== Record excerpts

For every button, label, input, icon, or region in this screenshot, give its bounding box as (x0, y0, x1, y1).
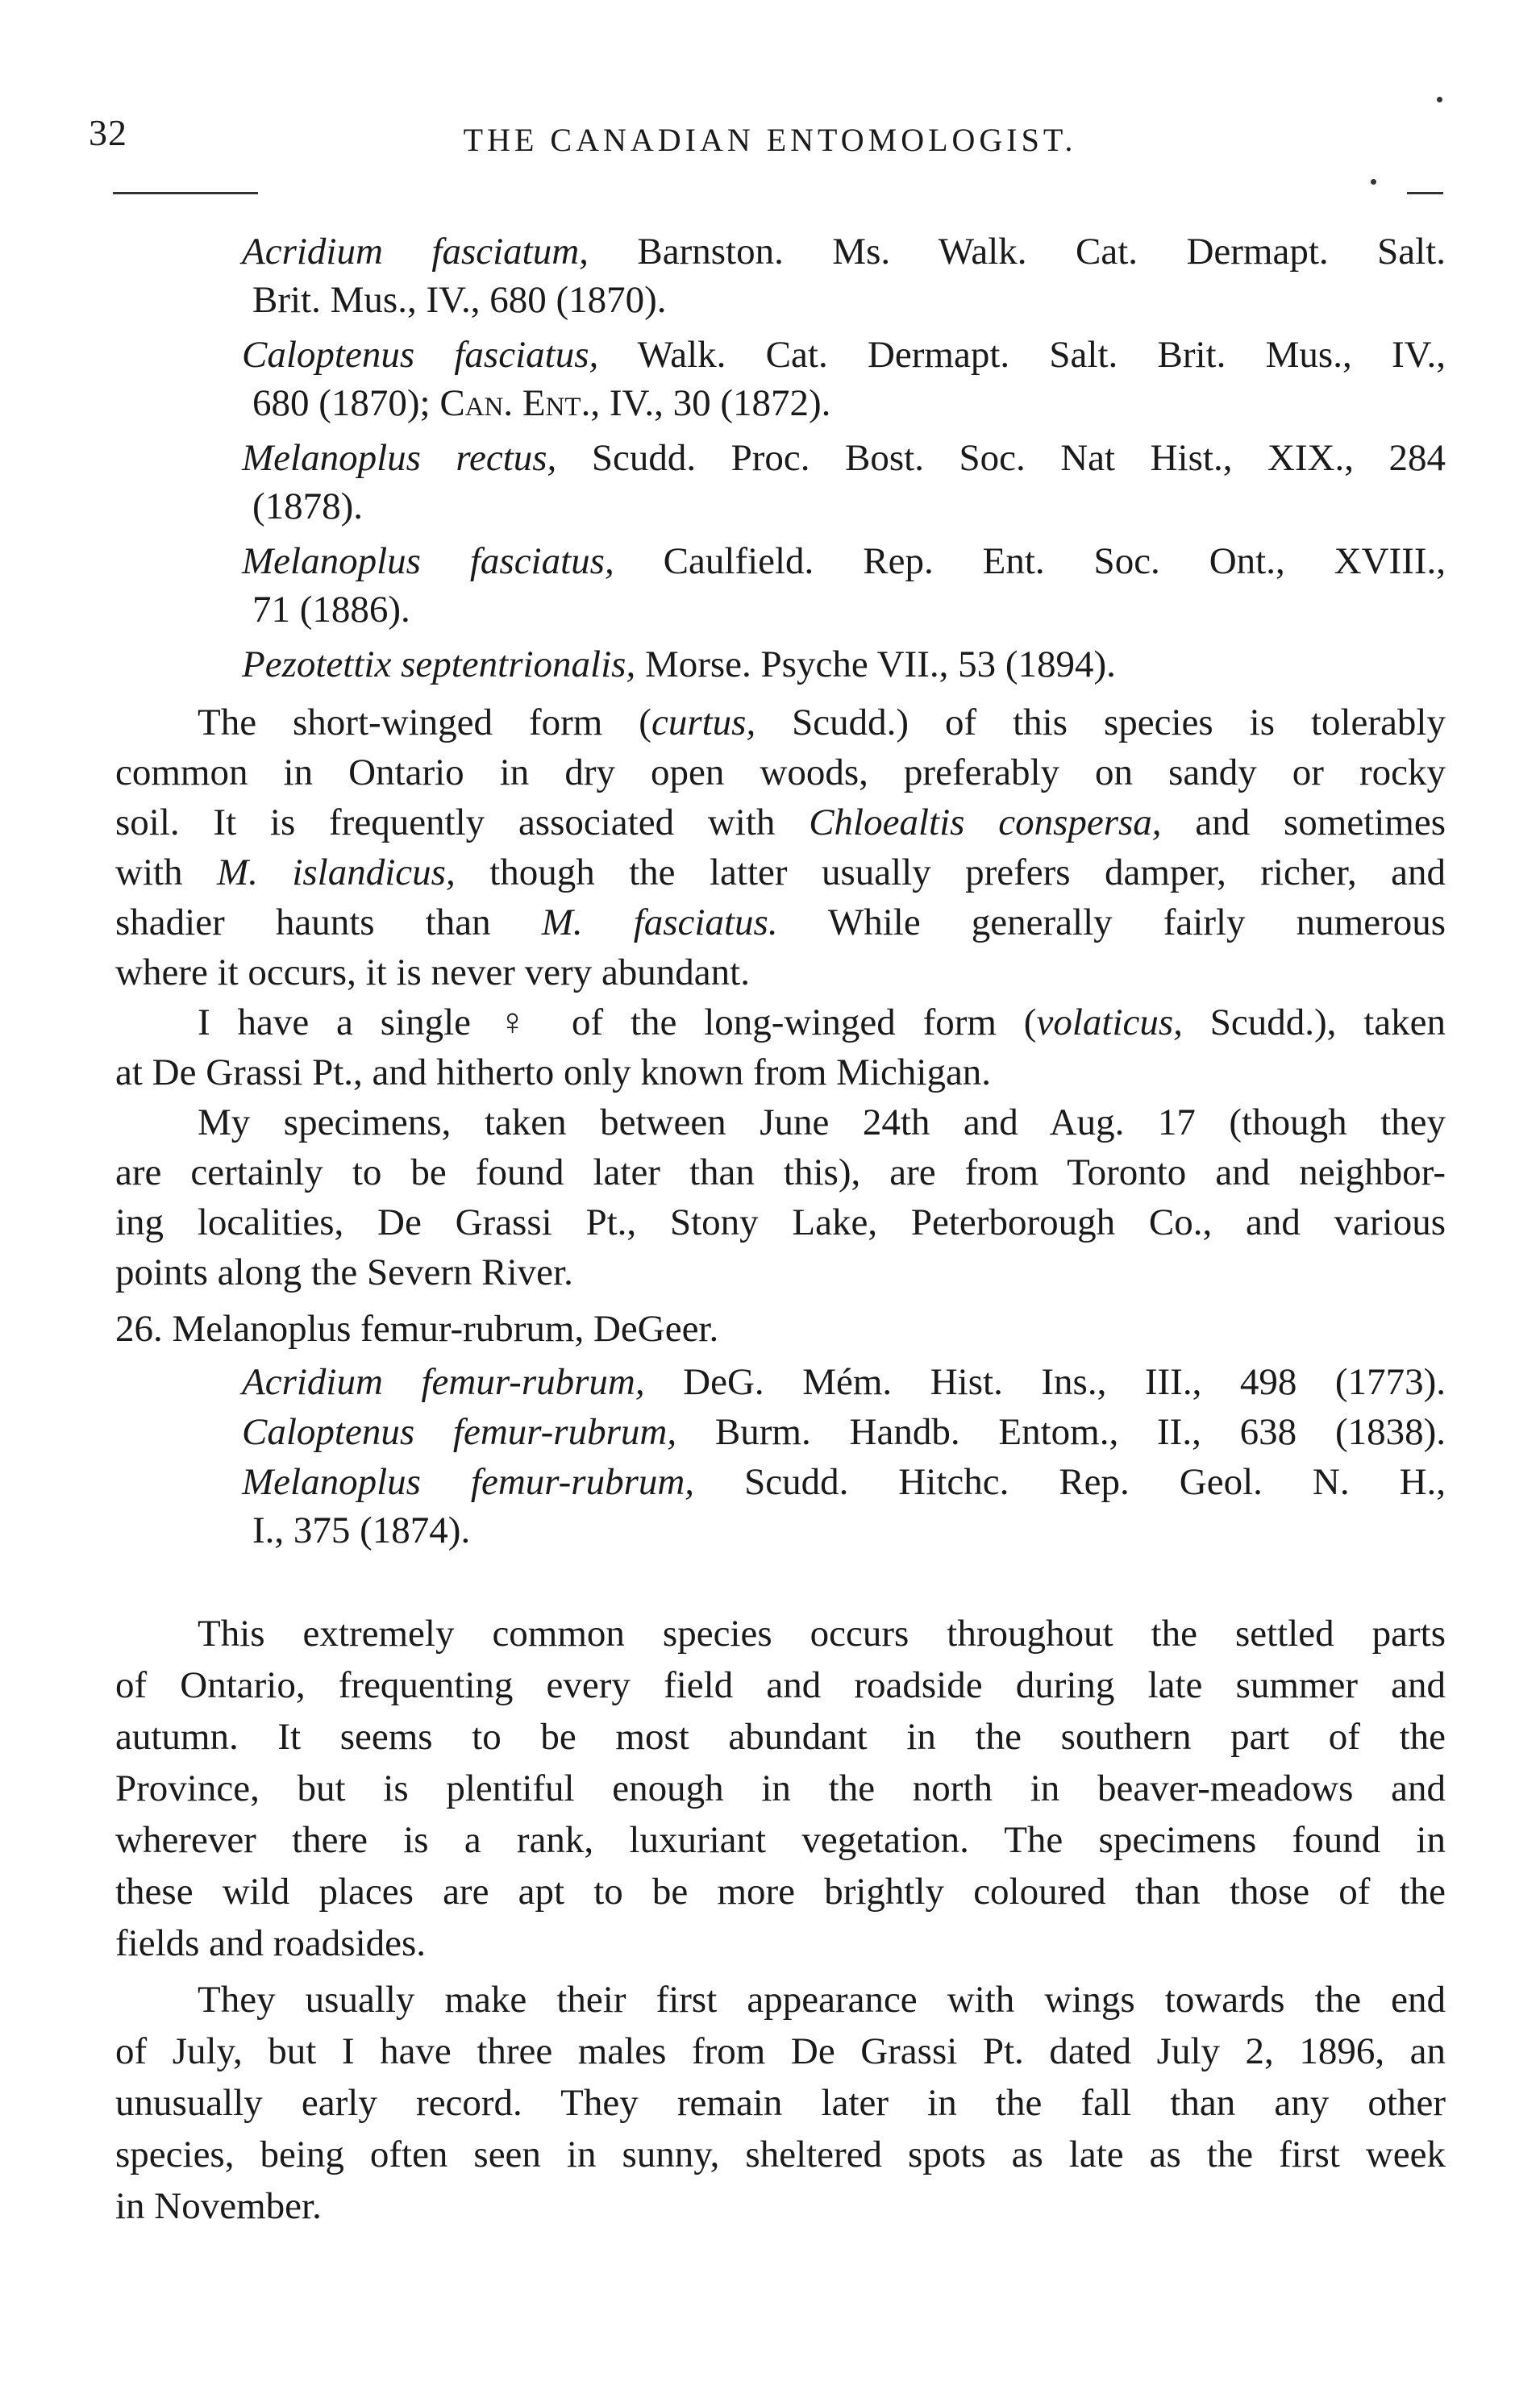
synonym-entry (242, 1458, 1446, 1506)
paragraph-line: This extremely common species occurs throughout the settled parts (198, 1613, 1446, 1655)
taxon-name: Chloealtis conspersa, (809, 801, 1162, 843)
paragraph-line: My specimens, taken between June 24th and Aug. 17 (though they (198, 1101, 1446, 1143)
paragraph-line: ing localities, De Grassi Pt., Stony Lake, Peterborough Co., and various (115, 1201, 1446, 1243)
citation-continued: I., 375 (1874). (252, 1509, 471, 1551)
citation-continued: Brit. Mus., IV., 680 (1870). (252, 279, 667, 321)
paragraph-line (115, 848, 1446, 897)
taxon-name: Melanoplus rectus, (242, 437, 557, 479)
paragraph-line: these wild places are apt to be more brightly coloured than those of the (115, 1871, 1446, 1913)
citation: Walk. Cat. Dermapt. Salt. Brit. Mus., IV., (637, 334, 1446, 376)
synonym-entry (242, 640, 1116, 689)
page-number: 32 (89, 112, 127, 153)
taxon-name: curtus, (651, 702, 756, 743)
text: Scudd.) of this species is tolerably (755, 702, 1446, 743)
paragraph-line: of Ontario, frequenting every field and roadside during late summer and (115, 1664, 1446, 1706)
text: While generally fairly numerous (777, 901, 1446, 943)
paragraph-line (198, 998, 1446, 1047)
text: I have a single ♀ of the long-winged form ( (198, 1001, 1037, 1043)
synonym-entry (242, 537, 1446, 585)
paragraph-line: Province, but is plentiful enough in the north in beaver-meadows and (115, 1767, 1446, 1809)
citation: Scudd. Hitchc. Rep. Geol. N. H., (744, 1461, 1446, 1503)
citation: 680 (1870); (252, 382, 431, 424)
citation: , IV., 30 (1872). (590, 382, 831, 424)
citation: Scudd. Proc. Bost. Soc. Nat Hist., XIX., 284 (591, 437, 1446, 479)
header-rule-left (113, 192, 258, 194)
paragraph-line (198, 698, 1446, 747)
print-speck (1437, 97, 1442, 102)
paragraph-line: points along the Severn River. (115, 1251, 573, 1293)
synonym-entry (242, 227, 1446, 276)
taxon-name: Caloptenus femur-rubrum, (242, 1411, 677, 1453)
text: Scudd.), taken (1182, 1001, 1446, 1043)
print-speck (1371, 179, 1376, 185)
paragraph-line: species, being often seen in sunny, sheltered spots as late as the first week (115, 2134, 1446, 2175)
taxon-name: M. fasciatus. (541, 901, 778, 943)
synonym-entry (242, 331, 1446, 379)
paragraph-line: where it occurs, it is never very abundant. (115, 951, 750, 993)
taxon-name: Melanoplus femur-rubrum, (242, 1461, 695, 1503)
synonym-entry (242, 434, 1446, 482)
header-rule-right (1407, 192, 1443, 194)
taxon-name: Acridium fasciatum, (242, 231, 589, 273)
taxon-name: Melanoplus fasciatus, (242, 540, 614, 582)
citation: Burm. Handb. Entom., II., 638 (1838). (714, 1411, 1446, 1453)
taxon-name: Caloptenus fasciatus, (242, 334, 599, 376)
citation-continued: 71 (1886). (252, 589, 410, 631)
paragraph-line: autumn. It seems to be most abundant in the southern part of the (115, 1716, 1446, 1758)
paragraph-line: wherever there is a rank, luxuriant vegetation. The specimens found in (115, 1819, 1446, 1861)
paragraph-line (115, 898, 1446, 947)
paragraph-line: common in Ontario in dry open woods, preferably on sandy or rocky (115, 752, 1446, 793)
paragraph-line: fields and roadsides. (115, 1922, 427, 1964)
text: and sometimes (1161, 801, 1446, 843)
taxon-name: Pezotettix septentrionalis, (242, 643, 636, 685)
taxon-name: volaticus, (1036, 1001, 1183, 1043)
paragraph-line: They usually make their first appearance with wings towards the end (198, 1979, 1446, 2021)
taxon-name: Acridium femur-rubrum, (242, 1361, 645, 1403)
text: with (115, 851, 217, 893)
paragraph-line: at De Grassi Pt., and hitherto only known from Michigan. (115, 1051, 992, 1093)
running-title: THE CANADIAN ENTOMOLOGIST. (463, 122, 1077, 158)
citation: DeG. Mém. Hist. Ins., III., 498 (1773). (683, 1361, 1446, 1403)
paragraph-line: in November. (115, 2185, 322, 2227)
text: The short-winged form ( (198, 702, 651, 743)
synonym-entry (242, 1408, 1446, 1456)
species-heading: 26. Melanoplus femur-rubrum, DeGeer. (115, 1308, 719, 1350)
citation: Barnston. Ms. Walk. Cat. Dermapt. Salt. (637, 231, 1446, 273)
text: though the latter usually prefers damper, richer, and (455, 851, 1446, 893)
paragraph-line: are certainly to be found later than this), are from Toronto and neighbor- (115, 1151, 1446, 1193)
synonym-entry (242, 1358, 1446, 1406)
paragraph-line (115, 798, 1446, 847)
citation-continued (252, 379, 830, 427)
paragraph-line: of July, but I have three males from De Grassi Pt. dated July 2, 1896, an (115, 2030, 1446, 2072)
paragraph-line: unusually early record. They remain later in the fall than any other (115, 2082, 1446, 2124)
citation: Morse. Psyche VII., 53 (1894). (644, 643, 1116, 685)
taxon-name: M. islandicus, (217, 851, 456, 893)
citation: Caulfield. Rep. Ent. Soc. Ont., XVIII., (663, 540, 1446, 582)
journal-abbrev: Can. Ent. (439, 382, 591, 424)
text: soil. It is frequently associated with (115, 801, 810, 843)
citation-continued: (1878). (252, 485, 364, 527)
text: shadier haunts than (115, 901, 542, 943)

====

#### [Prompt]
Please locate each row in the records above that contains the string "Scudd", and copy those rows in full. Case counts.

#### [Output]
text: Scudd.) of this species is tolerably (755, 702, 1446, 743)
citation: Scudd. Hitchc. Rep. Geol. N. H., (744, 1461, 1446, 1503)
citation: Scudd. Proc. Bost. Soc. Nat Hist., XIX., 284 (591, 437, 1446, 479)
text: Scudd.), taken (1182, 1001, 1446, 1043)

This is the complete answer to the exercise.